Figure collection entries

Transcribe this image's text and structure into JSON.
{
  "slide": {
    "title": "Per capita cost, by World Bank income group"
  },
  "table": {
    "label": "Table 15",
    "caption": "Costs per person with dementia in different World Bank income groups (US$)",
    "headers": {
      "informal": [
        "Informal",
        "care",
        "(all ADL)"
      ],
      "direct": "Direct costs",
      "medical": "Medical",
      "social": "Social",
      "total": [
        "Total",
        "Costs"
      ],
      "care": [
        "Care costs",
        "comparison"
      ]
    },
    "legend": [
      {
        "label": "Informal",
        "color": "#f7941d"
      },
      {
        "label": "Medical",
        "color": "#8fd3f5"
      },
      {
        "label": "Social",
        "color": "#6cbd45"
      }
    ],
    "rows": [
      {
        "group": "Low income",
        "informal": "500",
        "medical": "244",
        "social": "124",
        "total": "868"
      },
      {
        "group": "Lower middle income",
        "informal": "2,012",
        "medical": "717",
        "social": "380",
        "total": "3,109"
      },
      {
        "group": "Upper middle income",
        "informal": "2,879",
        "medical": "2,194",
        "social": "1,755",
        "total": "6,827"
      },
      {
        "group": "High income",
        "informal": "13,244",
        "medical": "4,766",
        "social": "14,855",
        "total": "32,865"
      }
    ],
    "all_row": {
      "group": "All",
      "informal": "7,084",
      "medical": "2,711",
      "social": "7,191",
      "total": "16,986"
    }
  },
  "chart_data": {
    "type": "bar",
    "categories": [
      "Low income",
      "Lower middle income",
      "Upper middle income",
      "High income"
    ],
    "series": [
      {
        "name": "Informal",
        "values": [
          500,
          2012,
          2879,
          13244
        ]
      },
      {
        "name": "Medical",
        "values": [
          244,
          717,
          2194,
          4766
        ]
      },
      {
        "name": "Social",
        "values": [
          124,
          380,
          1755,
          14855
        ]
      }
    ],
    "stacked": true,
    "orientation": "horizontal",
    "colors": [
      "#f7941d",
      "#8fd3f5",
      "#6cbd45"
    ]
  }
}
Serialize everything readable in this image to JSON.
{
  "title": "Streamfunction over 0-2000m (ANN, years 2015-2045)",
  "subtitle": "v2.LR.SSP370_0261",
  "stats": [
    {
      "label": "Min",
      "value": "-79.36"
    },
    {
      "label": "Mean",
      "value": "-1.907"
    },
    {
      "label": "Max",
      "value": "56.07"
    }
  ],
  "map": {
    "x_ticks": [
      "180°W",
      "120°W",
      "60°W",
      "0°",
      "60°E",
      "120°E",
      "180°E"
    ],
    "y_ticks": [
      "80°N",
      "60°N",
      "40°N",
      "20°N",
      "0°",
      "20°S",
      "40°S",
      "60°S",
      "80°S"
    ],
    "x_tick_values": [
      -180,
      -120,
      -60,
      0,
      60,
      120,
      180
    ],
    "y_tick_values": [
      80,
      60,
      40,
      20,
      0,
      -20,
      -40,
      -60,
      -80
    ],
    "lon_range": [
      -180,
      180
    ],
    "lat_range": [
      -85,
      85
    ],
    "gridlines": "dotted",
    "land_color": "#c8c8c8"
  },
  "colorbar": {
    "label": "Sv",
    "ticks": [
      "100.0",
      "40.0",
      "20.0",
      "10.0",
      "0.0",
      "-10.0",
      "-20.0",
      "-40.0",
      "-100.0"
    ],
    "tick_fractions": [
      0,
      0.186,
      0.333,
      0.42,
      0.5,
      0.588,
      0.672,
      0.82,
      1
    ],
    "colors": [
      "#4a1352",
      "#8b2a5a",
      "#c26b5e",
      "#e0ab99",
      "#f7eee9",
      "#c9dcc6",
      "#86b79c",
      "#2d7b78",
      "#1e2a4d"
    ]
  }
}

### OBJECTIVE
Retype all of the entries precisely as they are.

### RESPONSE FOR THIS EXERCISE
Transcribe this image's text and structure into JSON.
{
  "slide": {
    "title": "Per capita cost, by World Bank income group"
  },
  "table": {
    "label": "Table 15",
    "caption": "Costs per person with dementia in different World Bank income groups (US$)",
    "headers": {
      "informal": [
        "Informal",
        "care",
        "(all ADL)"
      ],
      "direct": "Direct costs",
      "medical": "Medical",
      "social": "Social",
      "total": [
        "Total",
        "Costs"
      ],
      "care": [
        "Care costs",
        "comparison"
      ]
    },
    "legend": [
      {
        "label": "Informal",
        "color": "#f7941d"
      },
      {
        "label": "Medical",
        "color": "#8fd3f5"
      },
      {
        "label": "Social",
        "color": "#6cbd45"
      }
    ],
    "rows": [
      {
        "group": "Low income",
        "informal": "500",
        "medical": "244",
        "social": "124",
        "total": "868"
      },
      {
        "group": "Lower middle income",
        "informal": "2,012",
        "medical": "717",
        "social": "380",
        "total": "3,109"
      },
      {
        "group": "Upper middle income",
        "informal": "2,879",
        "medical": "2,194",
        "social": "1,755",
        "total": "6,827"
      },
      {
        "group": "High income",
        "informal": "13,244",
        "medical": "4,766",
        "social": "14,855",
        "total": "32,865"
      }
    ],
    "all_row": {
      "group": "All",
      "informal": "7,084",
      "medical": "2,711",
      "social": "7,191",
      "total": "16,986"
    }
  },
  "chart_data": {
    "type": "bar",
    "categories": [
      "Low income",
      "Lower middle income",
      "Upper middle income",
      "High income"
    ],
    "series": [
      {
        "name": "Informal",
        "values": [
          500,
          2012,
          2879,
          13244
        ]
      },
      {
        "name": "Medical",
        "values": [
          244,
          717,
          2194,
          4766
        ]
      },
      {
        "name": "Social",
        "values": [
          124,
          380,
          1755,
          14855
        ]
      }
    ],
    "stacked": true,
    "orientation": "horizontal",
    "colors": [
      "#f7941d",
      "#8fd3f5",
      "#6cbd45"
    ]
  }
}
Serialize everything readable in this image to JSON.
{
  "title": "Streamfunction over 0-2000m (ANN, years 2015-2045)",
  "subtitle": "v2.LR.SSP370_0261",
  "stats": [
    {
      "label": "Min",
      "value": "-79.36"
    },
    {
      "label": "Mean",
      "value": "-1.907"
    },
    {
      "label": "Max",
      "value": "56.07"
    }
  ],
  "map": {
    "x_ticks": [
      "180°W",
      "120°W",
      "60°W",
      "0°",
      "60°E",
      "120°E",
      "180°E"
    ],
    "y_ticks": [
      "80°N",
      "60°N",
      "40°N",
      "20°N",
      "0°",
      "20°S",
      "40°S",
      "60°S",
      "80°S"
    ],
    "x_tick_values": [
      -180,
      -120,
      -60,
      0,
      60,
      120,
      180
    ],
    "y_tick_values": [
      80,
      60,
      40,
      20,
      0,
      -20,
      -40,
      -60,
      -80
    ],
    "lon_range": [
      -180,
      180
    ],
    "lat_range": [
      -85,
      85
    ],
    "gridlines": "dotted",
    "land_color": "#c8c8c8"
  },
  "colorbar": {
    "label": "Sv",
    "ticks": [
      "100.0",
      "40.0",
      "20.0",
      "10.0",
      "0.0",
      "-10.0",
      "-20.0",
      "-40.0",
      "-100.0"
    ],
    "tick_fractions": [
      0,
      0.186,
      0.333,
      0.42,
      0.5,
      0.588,
      0.672,
      0.82,
      1
    ],
    "colors": [
      "#4a1352",
      "#8b2a5a",
      "#c26b5e",
      "#e0ab99",
      "#f7eee9",
      "#c9dcc6",
      "#86b79c",
      "#2d7b78",
      "#1e2a4d"
    ]
  }
}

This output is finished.